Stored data
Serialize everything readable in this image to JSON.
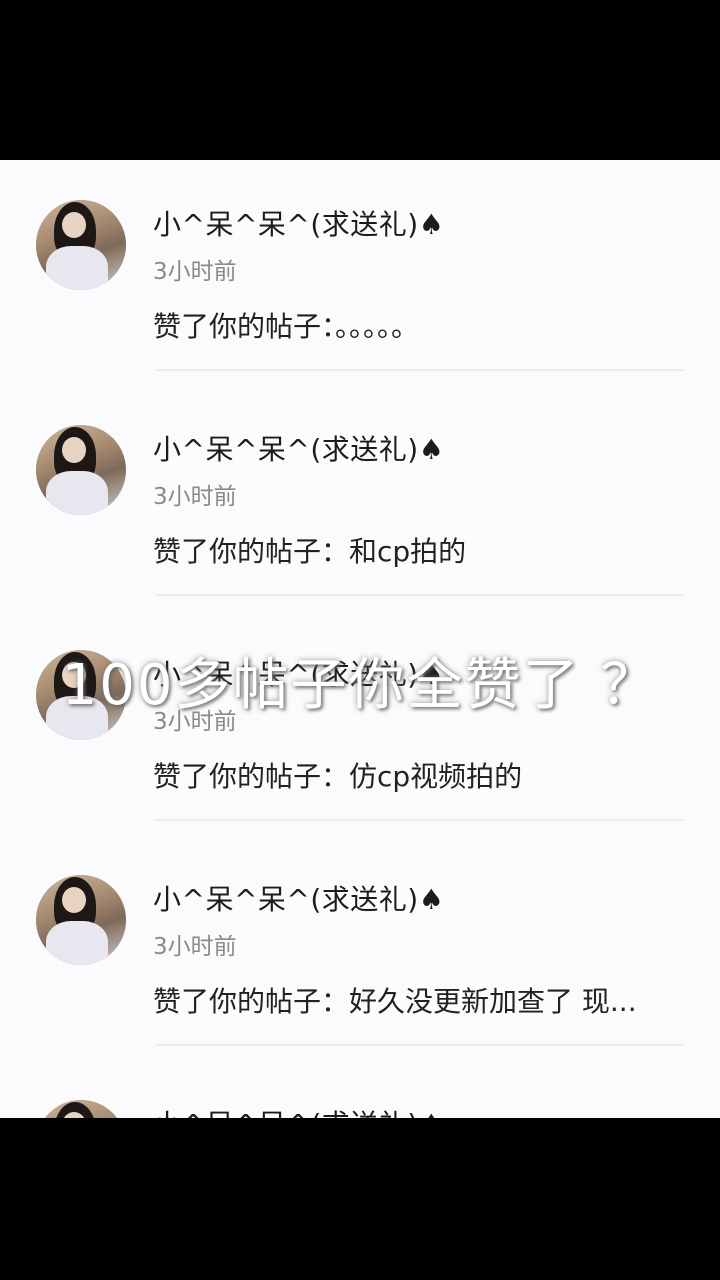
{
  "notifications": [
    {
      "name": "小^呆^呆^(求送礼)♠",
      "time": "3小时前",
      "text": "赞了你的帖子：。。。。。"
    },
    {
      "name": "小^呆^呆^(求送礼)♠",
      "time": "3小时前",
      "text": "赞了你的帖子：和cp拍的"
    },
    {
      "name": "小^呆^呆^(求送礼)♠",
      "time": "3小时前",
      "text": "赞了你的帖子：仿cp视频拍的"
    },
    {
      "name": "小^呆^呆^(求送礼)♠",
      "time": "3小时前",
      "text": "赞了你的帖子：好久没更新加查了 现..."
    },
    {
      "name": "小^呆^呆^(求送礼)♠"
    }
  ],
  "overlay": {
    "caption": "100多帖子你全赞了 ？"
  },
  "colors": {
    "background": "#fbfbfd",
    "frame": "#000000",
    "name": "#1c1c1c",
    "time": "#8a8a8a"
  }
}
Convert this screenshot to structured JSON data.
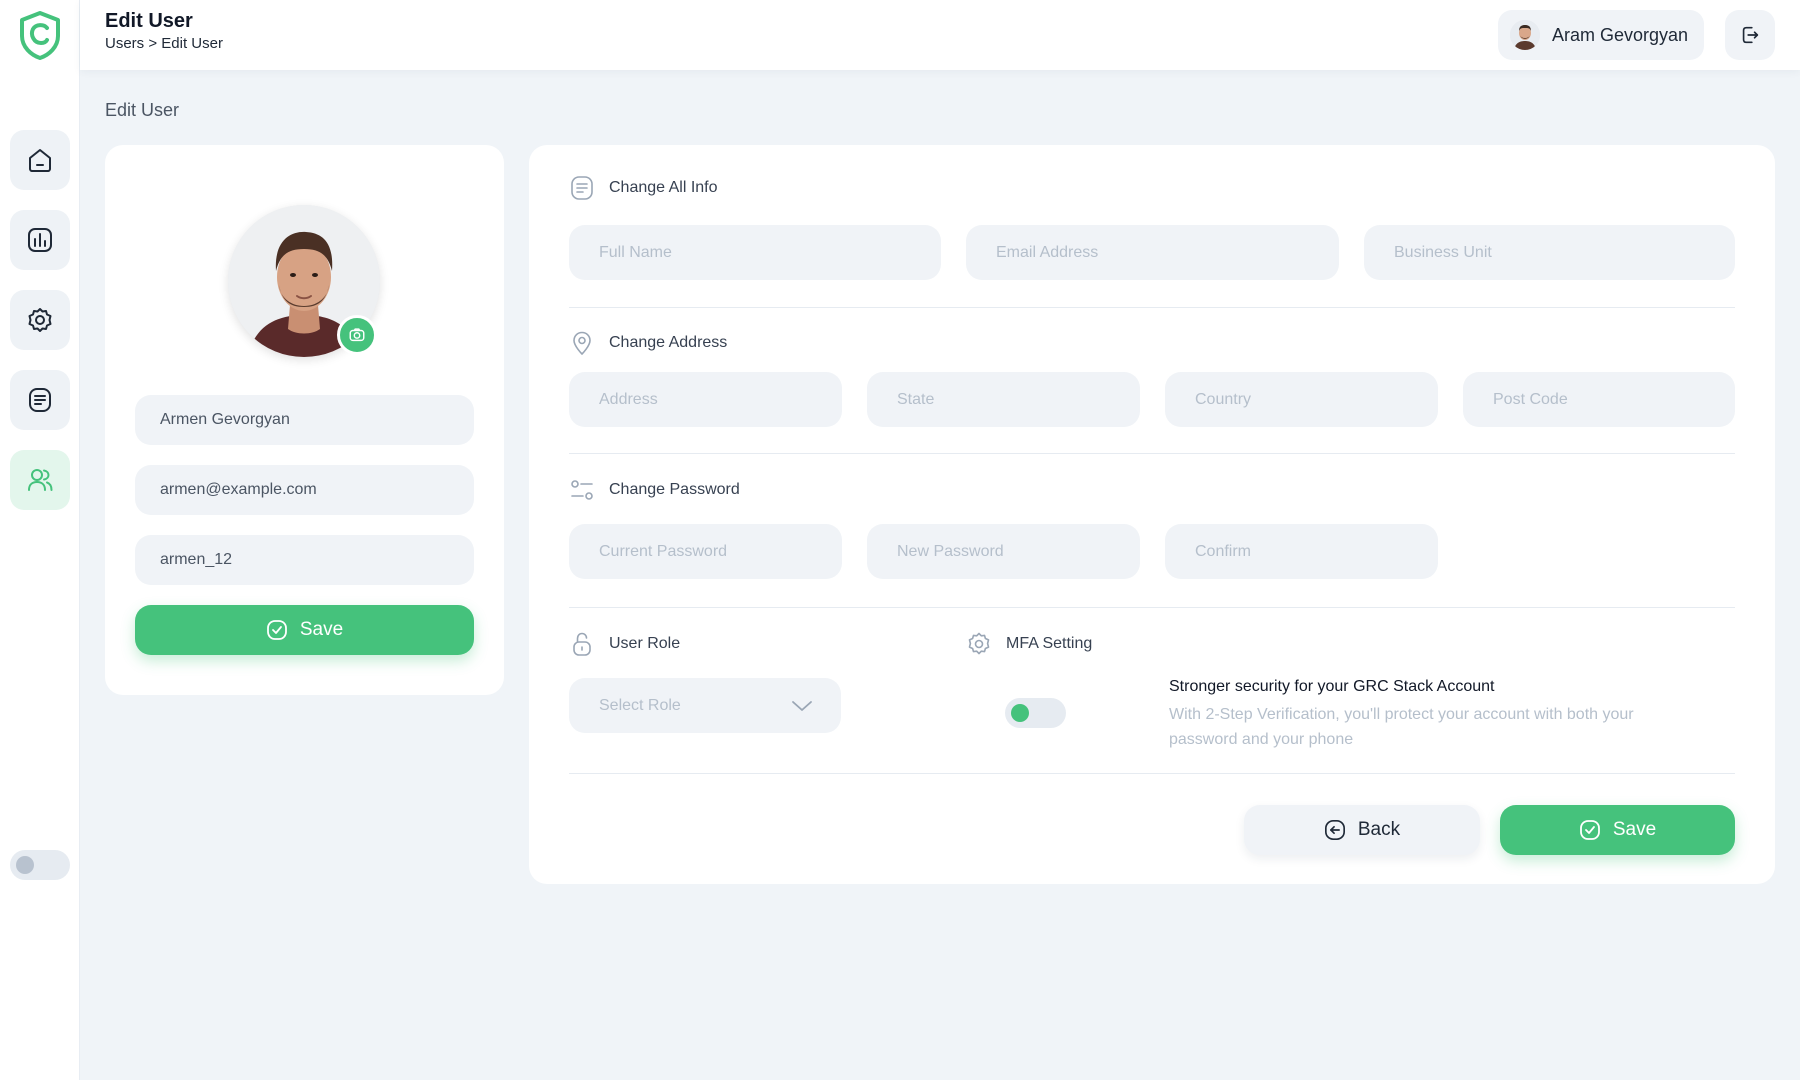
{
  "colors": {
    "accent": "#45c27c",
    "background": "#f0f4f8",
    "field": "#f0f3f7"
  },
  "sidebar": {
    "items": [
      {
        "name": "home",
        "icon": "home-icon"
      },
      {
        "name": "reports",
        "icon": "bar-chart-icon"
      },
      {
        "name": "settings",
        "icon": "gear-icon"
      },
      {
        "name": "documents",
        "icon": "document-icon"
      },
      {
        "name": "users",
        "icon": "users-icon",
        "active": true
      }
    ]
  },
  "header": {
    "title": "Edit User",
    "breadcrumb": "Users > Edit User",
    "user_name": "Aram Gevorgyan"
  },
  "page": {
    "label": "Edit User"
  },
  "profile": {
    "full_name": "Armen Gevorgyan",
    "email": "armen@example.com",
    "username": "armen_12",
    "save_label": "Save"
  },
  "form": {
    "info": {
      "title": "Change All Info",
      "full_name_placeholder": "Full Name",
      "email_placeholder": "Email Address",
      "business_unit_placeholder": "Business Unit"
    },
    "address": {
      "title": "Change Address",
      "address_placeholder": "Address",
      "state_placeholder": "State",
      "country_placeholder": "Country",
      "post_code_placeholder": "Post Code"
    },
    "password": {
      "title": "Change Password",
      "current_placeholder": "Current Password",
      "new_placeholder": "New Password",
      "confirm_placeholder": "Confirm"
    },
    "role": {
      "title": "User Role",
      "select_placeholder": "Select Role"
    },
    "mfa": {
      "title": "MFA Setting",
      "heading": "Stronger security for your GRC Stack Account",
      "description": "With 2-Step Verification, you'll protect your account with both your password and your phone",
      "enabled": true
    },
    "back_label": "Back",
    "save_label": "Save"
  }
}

...

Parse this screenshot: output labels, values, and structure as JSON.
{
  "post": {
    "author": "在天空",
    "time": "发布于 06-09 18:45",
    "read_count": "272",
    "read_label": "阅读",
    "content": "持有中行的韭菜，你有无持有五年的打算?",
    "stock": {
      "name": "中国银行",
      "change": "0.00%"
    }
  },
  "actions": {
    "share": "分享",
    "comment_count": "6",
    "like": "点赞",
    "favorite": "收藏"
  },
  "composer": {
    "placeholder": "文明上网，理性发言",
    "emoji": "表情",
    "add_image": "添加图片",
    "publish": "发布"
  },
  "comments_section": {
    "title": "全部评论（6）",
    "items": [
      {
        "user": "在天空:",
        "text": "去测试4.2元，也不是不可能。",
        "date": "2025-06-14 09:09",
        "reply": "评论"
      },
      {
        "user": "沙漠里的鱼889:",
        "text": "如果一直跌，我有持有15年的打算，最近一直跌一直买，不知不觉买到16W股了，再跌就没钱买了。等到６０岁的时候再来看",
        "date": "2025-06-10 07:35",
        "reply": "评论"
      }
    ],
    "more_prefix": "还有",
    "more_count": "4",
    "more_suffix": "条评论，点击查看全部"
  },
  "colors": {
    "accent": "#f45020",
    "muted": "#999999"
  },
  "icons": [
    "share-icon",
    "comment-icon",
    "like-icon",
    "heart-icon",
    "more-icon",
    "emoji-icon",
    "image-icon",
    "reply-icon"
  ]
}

REQUIREMENTS: Go through the entries above and count the lines containing the word "text"; give only that count.

FINAL RESULT: 6